[start of EXCERPTED RECORDS]

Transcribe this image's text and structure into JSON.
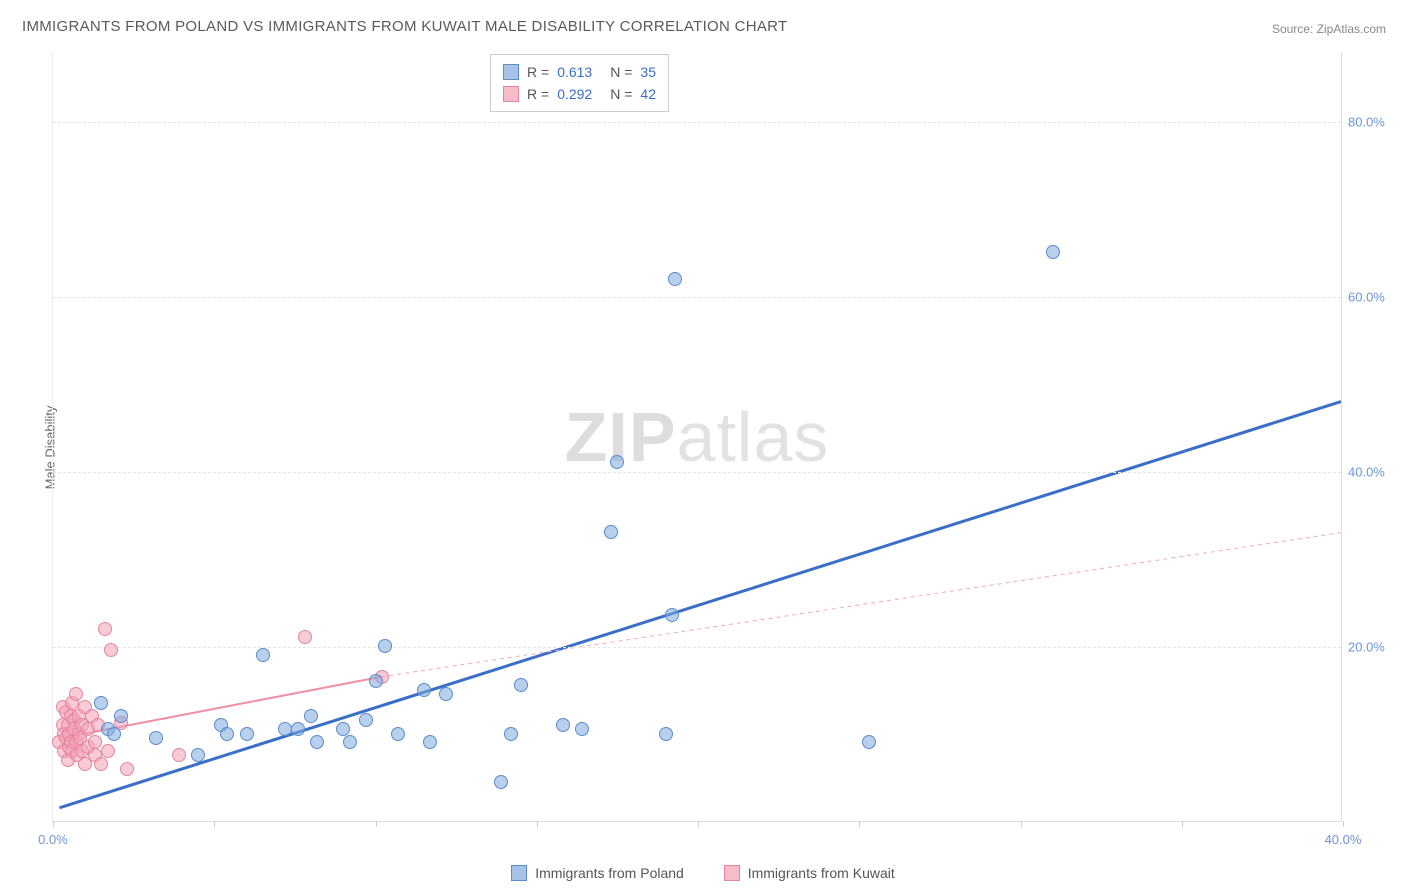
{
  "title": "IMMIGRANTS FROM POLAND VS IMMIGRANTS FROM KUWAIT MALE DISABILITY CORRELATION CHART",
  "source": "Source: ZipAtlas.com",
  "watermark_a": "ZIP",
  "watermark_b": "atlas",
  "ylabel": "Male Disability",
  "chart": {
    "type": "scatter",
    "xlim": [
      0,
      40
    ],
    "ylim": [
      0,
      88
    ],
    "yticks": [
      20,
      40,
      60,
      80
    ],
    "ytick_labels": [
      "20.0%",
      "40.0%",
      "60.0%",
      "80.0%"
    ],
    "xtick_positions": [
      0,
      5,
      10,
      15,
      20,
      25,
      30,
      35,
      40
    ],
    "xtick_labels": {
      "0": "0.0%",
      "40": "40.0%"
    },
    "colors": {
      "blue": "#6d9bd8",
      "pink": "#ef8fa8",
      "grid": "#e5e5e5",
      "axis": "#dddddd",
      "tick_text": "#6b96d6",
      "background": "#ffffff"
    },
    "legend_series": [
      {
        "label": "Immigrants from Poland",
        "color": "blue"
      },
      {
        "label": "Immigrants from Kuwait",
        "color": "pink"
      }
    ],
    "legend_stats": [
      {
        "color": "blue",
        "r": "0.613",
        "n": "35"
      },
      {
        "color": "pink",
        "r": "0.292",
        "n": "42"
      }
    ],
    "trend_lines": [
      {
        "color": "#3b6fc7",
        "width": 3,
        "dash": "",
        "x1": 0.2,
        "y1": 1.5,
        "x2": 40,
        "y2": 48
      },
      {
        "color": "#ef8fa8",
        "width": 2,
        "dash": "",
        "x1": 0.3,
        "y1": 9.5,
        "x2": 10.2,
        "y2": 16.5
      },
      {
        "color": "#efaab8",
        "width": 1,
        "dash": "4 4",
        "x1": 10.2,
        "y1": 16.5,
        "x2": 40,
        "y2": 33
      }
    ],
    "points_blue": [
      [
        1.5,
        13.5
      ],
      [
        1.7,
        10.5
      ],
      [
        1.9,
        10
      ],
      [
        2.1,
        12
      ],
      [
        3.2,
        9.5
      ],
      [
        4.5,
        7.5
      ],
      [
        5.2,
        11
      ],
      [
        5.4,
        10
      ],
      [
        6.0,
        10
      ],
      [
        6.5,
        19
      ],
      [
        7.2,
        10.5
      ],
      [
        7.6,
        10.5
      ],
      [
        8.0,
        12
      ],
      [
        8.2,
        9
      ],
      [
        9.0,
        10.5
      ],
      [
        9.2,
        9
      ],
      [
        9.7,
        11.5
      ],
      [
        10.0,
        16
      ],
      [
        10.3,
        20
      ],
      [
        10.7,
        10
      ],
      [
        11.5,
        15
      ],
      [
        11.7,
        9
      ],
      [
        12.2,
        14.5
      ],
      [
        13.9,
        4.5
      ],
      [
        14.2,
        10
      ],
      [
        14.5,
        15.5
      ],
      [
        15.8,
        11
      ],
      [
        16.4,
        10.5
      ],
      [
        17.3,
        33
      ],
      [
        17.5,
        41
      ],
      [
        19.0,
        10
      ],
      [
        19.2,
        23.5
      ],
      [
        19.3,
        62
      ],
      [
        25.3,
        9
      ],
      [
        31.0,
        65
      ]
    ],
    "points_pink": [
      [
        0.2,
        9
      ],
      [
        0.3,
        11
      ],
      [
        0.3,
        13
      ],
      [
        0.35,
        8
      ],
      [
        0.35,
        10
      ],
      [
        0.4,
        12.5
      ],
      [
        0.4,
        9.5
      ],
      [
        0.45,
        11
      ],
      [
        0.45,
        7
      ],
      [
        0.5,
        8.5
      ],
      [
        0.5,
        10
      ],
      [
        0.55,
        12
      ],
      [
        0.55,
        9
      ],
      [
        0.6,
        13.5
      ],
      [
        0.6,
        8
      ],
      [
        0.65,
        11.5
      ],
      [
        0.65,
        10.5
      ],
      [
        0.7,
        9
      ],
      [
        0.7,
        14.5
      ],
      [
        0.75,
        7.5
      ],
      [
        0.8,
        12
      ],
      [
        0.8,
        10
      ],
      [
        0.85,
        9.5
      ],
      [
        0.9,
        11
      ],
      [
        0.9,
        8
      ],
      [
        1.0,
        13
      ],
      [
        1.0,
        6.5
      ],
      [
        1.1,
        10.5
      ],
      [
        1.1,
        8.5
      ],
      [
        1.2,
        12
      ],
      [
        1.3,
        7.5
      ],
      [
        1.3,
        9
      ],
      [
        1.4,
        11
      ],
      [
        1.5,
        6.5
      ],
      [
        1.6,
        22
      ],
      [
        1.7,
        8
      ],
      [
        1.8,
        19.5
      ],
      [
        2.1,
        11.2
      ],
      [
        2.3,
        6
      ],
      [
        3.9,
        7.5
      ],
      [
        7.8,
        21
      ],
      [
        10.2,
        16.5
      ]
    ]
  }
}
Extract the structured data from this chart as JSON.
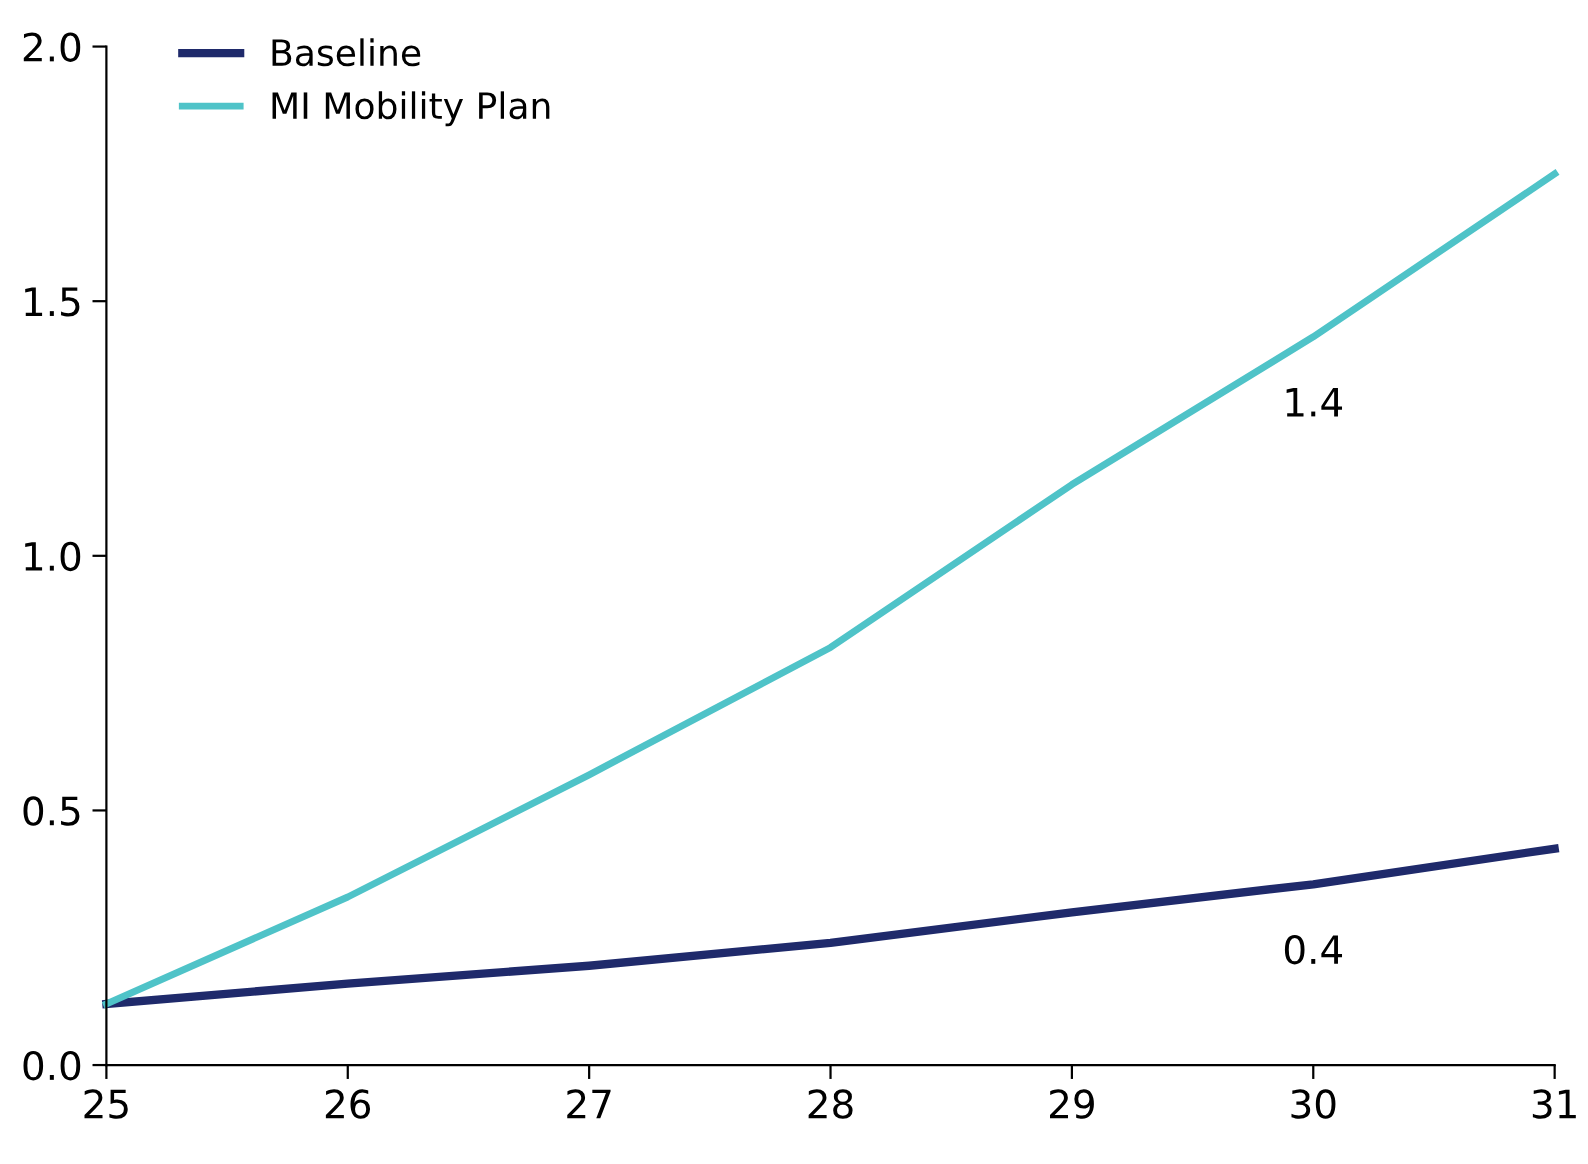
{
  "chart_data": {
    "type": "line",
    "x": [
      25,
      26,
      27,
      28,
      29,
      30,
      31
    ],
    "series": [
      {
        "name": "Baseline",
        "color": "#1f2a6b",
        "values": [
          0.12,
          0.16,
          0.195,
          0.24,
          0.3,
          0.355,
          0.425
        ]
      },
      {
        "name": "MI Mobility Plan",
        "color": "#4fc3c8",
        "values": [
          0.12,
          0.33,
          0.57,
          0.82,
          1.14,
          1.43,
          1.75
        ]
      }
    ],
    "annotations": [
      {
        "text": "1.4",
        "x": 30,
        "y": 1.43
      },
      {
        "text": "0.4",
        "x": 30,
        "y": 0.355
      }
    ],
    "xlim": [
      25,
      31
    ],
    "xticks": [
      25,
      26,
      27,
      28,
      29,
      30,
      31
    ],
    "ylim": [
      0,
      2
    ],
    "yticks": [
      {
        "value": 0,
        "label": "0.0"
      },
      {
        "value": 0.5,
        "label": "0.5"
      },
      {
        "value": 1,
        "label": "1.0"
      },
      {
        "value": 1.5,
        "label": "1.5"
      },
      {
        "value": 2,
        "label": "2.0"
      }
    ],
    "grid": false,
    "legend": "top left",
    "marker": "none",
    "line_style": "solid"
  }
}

[end of EXCERPTED RECORDS]

● WHAT TO PRODUCE
Search the entries for the word "name" and copy every line that has it.

● SOLUTION FOR THIS PROBLEM
        "name": "Baseline",
        "name": "MI Mobility Plan",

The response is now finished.